** BEGIN **

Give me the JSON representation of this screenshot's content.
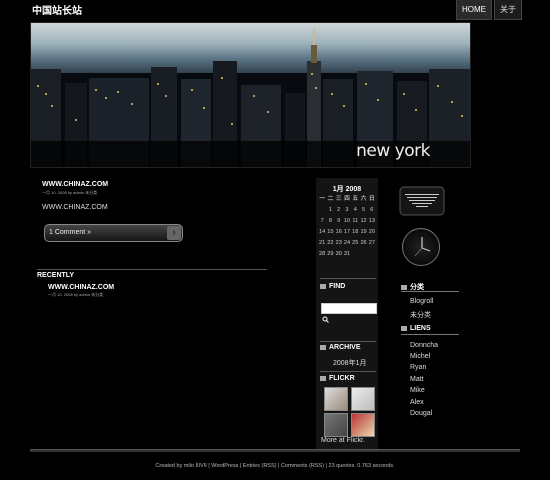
{
  "site": {
    "title": "中国站长站"
  },
  "nav": {
    "items": [
      {
        "label": "HOME"
      },
      {
        "label": "关于"
      }
    ]
  },
  "header": {
    "caption": "new york"
  },
  "post": {
    "title": "WWW.CHINAZ.COM",
    "meta": "一月 10, 2008 by admin 未分类",
    "body": "WWW.CHINAZ.COM",
    "comment_label": "1 Comment »",
    "comment_arrow": "›"
  },
  "recent": {
    "title": "RECENTLY",
    "item_title": "WWW.CHINAZ.COM",
    "item_meta": "一月 10, 2008 by admin 未分类"
  },
  "calendar": {
    "title": "1月 2008",
    "headers": [
      "一",
      "二",
      "三",
      "四",
      "五",
      "六",
      "日"
    ],
    "rows": [
      [
        "",
        "1",
        "2",
        "3",
        "4",
        "5",
        "6"
      ],
      [
        "7",
        "8",
        "9",
        "10",
        "11",
        "12",
        "13"
      ],
      [
        "14",
        "15",
        "16",
        "17",
        "18",
        "19",
        "20"
      ],
      [
        "21",
        "22",
        "23",
        "24",
        "25",
        "26",
        "27"
      ],
      [
        "28",
        "29",
        "30",
        "31",
        "",
        "",
        ""
      ]
    ]
  },
  "find": {
    "title": "FIND",
    "placeholder": "",
    "icon": "search-icon"
  },
  "archive": {
    "title": "ARCHIVE",
    "link": "2008年1月"
  },
  "flickr": {
    "title": "FLICKR",
    "more": "More at Flickr."
  },
  "categories": {
    "title": "分类",
    "items": [
      "Blogroll",
      "未分类"
    ]
  },
  "liens": {
    "title": "LIENS",
    "items": [
      "Donncha",
      "Michel",
      "Ryan",
      "Matt",
      "Mike",
      "Alex",
      "Dougal"
    ]
  },
  "footer": {
    "text": "Created by milo IIIVII | WordPress | Entries (RSS) | Comments (RSS) | 23 queries. 0.763 seconds."
  },
  "colors": {
    "background": "#000000",
    "panel": "#141414",
    "text": "#cccccc"
  }
}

** END **

:: WHAT YOU HAVE TO DO ::
Pick out and copy the lines of the material that include the word "text".

:: RESULT OF THIS TASK ::
    "text": "Created by milo IIIVII | WordPress | Entries (RSS) | Comments (RSS) | 23 queries. 0.763 seconds."
    "text": "#cccccc"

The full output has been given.